### [TESTO FORNITO]
——————————
5) Abbigliamento : sombrero di paglia, guayabera (camicia), chancleta de palo (ciabatte).
Il folklore è veramente il patrimonio del popolo, un accadimento culturale che può nascere in qualunque luogo e momento, in un gruppo di persone anche con basso livello culturale.Il folklore non possiede una formazione accademica, passa di famiglia in famiglia oralmente e per imitazione, spontaneamente attraverso tradizioni e abitudini, con il canto, ricette culinarie, linguaggi. Si può affermare che se la società si evolve, di conseguenza lo farà anche il folklore.
——————————
### [VOCI ELENCATE]
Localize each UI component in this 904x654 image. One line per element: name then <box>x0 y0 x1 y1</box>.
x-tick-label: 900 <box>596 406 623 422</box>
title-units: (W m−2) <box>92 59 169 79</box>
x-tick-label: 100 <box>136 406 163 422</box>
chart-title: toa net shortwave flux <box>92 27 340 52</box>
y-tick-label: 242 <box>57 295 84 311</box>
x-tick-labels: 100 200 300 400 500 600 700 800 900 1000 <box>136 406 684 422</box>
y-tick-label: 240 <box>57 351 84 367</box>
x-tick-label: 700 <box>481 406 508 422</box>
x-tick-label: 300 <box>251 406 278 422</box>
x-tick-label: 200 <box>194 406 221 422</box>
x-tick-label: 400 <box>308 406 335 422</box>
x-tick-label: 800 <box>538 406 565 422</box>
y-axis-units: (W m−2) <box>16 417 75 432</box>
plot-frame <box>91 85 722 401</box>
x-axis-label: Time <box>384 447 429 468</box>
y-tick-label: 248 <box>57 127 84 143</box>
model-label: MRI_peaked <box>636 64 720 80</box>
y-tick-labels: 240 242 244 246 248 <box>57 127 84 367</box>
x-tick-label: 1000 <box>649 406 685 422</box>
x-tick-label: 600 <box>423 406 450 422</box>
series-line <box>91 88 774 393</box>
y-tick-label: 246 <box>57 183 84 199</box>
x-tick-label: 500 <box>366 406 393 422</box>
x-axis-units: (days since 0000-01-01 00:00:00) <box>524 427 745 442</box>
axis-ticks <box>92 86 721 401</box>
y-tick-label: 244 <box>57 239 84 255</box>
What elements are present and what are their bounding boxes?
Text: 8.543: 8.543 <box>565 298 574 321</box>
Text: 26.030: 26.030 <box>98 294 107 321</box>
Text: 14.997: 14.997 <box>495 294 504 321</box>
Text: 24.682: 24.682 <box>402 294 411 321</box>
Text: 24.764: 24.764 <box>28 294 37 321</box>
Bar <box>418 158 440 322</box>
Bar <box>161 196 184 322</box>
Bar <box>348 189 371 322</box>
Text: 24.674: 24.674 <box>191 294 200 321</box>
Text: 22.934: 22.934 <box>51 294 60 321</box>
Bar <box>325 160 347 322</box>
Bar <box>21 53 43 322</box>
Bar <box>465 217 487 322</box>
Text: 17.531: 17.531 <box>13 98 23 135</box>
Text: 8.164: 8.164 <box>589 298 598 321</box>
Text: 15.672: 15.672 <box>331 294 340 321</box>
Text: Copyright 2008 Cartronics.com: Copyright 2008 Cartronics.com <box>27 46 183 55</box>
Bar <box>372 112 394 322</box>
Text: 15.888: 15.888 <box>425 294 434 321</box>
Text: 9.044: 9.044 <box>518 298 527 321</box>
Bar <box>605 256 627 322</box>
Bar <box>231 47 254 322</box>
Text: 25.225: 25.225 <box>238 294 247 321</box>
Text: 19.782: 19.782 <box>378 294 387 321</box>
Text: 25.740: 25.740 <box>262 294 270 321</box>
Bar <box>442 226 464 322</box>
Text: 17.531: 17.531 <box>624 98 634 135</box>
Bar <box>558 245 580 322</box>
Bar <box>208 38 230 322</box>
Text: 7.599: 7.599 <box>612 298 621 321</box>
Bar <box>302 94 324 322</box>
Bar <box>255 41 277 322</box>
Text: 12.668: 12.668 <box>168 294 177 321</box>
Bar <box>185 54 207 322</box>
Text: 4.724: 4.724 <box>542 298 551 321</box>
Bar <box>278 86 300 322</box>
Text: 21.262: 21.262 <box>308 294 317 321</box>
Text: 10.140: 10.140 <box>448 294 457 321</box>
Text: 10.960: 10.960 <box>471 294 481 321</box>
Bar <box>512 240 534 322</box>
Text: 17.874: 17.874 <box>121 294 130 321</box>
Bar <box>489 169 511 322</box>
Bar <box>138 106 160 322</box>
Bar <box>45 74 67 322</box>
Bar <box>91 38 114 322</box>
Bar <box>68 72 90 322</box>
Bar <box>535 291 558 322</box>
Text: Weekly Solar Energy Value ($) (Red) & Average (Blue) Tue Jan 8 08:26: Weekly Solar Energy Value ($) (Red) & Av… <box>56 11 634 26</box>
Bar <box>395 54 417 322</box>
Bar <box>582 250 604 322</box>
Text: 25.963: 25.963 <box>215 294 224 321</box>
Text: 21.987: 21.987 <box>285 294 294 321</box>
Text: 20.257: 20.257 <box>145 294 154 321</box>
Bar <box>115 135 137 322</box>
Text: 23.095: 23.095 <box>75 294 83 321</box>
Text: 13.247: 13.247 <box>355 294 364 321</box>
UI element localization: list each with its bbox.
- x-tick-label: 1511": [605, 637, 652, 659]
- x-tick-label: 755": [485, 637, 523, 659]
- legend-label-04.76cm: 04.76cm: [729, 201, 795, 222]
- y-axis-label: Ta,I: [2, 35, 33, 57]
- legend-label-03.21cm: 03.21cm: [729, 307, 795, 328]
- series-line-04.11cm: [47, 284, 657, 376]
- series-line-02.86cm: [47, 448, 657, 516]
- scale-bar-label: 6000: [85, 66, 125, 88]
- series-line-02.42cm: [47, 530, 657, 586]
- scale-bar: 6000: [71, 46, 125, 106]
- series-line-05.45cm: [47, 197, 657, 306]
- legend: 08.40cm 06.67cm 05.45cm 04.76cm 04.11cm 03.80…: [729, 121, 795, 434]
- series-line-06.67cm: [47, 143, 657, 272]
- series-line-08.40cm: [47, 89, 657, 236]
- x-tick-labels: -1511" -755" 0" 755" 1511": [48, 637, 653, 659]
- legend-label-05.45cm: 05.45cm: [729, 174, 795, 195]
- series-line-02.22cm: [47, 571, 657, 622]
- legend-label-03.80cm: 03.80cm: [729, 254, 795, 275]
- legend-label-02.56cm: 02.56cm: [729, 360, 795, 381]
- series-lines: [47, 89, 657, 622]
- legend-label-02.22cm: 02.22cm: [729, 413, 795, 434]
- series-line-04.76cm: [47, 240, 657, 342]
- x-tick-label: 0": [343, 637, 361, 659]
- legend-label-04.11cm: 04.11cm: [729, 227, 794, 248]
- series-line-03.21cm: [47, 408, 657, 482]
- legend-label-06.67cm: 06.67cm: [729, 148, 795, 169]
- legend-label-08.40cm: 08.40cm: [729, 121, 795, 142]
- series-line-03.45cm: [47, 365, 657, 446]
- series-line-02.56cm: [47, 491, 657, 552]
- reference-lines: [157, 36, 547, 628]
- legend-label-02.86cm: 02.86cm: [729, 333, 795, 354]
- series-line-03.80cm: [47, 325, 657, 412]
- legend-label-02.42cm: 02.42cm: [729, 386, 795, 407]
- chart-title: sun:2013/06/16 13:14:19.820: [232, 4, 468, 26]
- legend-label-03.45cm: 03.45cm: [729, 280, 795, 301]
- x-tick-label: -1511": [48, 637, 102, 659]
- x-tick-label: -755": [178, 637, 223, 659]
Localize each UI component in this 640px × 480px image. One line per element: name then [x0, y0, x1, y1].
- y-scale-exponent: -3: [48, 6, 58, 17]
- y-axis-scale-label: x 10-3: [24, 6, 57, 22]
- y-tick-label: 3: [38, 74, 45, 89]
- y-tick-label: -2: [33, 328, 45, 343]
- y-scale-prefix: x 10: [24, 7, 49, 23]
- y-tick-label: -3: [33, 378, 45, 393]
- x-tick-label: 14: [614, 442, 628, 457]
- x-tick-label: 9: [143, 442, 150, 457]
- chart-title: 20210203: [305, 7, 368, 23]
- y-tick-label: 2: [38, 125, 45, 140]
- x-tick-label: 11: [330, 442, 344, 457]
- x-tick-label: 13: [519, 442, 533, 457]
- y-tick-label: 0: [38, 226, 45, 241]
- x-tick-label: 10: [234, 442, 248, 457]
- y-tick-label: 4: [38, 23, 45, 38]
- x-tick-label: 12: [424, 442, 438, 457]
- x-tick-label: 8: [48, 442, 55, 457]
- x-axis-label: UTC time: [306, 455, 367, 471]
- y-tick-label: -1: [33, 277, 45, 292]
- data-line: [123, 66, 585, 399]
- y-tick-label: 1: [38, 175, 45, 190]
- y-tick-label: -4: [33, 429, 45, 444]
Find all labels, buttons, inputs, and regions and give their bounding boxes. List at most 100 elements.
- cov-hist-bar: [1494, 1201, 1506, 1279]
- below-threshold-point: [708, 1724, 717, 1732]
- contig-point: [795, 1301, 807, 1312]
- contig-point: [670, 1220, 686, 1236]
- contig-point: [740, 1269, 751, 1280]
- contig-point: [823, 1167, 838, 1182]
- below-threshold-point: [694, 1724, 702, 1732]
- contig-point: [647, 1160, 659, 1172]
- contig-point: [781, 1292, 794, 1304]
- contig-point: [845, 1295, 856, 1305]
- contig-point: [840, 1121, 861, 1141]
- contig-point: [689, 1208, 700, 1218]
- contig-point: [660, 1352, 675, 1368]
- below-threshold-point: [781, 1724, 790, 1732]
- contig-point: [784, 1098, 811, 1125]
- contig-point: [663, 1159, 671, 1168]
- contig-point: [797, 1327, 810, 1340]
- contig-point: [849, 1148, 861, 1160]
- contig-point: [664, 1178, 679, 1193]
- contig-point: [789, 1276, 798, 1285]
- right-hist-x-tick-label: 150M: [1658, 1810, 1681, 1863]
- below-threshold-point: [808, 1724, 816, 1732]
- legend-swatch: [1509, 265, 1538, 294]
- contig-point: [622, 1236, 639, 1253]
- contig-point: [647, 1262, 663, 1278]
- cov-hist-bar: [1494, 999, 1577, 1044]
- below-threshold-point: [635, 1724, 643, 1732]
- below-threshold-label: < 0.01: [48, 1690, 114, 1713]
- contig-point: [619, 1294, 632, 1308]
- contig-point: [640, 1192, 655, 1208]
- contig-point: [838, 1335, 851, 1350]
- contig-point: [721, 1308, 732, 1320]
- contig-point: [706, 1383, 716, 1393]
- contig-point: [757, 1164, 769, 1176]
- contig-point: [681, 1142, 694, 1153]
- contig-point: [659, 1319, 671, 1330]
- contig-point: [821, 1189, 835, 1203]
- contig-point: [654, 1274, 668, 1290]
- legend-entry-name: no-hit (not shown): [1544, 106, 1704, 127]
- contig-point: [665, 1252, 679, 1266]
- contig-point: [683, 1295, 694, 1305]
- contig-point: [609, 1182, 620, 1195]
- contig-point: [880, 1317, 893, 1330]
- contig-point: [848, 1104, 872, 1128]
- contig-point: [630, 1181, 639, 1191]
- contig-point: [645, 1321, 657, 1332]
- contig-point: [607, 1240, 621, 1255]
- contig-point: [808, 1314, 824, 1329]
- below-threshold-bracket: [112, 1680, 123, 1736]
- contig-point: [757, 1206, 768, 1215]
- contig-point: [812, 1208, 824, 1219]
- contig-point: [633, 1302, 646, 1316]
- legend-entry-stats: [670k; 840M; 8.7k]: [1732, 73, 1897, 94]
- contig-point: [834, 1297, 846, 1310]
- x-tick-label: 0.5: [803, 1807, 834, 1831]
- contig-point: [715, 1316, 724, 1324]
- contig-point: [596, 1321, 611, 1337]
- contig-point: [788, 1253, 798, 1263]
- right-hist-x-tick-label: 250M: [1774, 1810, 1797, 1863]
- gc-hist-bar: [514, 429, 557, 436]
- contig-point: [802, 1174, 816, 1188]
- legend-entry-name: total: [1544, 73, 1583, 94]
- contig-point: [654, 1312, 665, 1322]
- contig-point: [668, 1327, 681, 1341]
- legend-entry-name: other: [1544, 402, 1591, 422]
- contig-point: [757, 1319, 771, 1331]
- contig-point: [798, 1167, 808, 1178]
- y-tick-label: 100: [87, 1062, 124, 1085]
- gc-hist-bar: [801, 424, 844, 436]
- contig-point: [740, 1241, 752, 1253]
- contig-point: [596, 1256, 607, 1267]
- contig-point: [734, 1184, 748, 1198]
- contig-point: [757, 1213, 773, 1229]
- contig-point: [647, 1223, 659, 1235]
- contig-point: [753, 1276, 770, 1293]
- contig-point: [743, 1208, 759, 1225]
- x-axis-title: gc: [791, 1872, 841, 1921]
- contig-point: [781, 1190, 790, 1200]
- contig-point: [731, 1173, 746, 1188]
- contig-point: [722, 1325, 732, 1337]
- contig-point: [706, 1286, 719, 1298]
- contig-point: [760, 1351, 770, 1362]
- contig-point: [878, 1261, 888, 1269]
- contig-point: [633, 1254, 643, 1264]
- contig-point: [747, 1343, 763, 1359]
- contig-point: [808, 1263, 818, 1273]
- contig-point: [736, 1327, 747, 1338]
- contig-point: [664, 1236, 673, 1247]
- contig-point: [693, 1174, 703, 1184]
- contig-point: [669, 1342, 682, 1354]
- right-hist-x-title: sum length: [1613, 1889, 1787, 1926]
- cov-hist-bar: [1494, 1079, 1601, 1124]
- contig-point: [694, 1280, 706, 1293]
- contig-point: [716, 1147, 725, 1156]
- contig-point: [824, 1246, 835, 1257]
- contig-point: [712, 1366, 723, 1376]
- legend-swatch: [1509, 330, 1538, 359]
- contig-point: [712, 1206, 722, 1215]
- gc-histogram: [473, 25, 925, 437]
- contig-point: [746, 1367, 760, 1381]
——————————
### [DETTAGLI DEL COMPITO]
Trascriva per intero il testo sul folklore, senza modificarne nulla. Le voci riportate non sono necessarie.

### [SOLUZIONE]
5) Abbigliamento : sombrero di paglia, guayabera (camicia), chancleta de palo (ciabatte).
Il folklore è veramente il patrimonio del popolo, un accadimento culturale che può nascere in qualunque luogo e momento, in un gruppo di persone anche con basso livello culturale.Il folklore non possiede una formazione accademica, passa di famiglia in famiglia oralmente e per imitazione, spontaneamente attraverso tradizioni e abitudini, con il canto, ricette culinarie, linguaggi. Si può affermare che se la società si evolve, di conseguenza lo farà anche il folklore.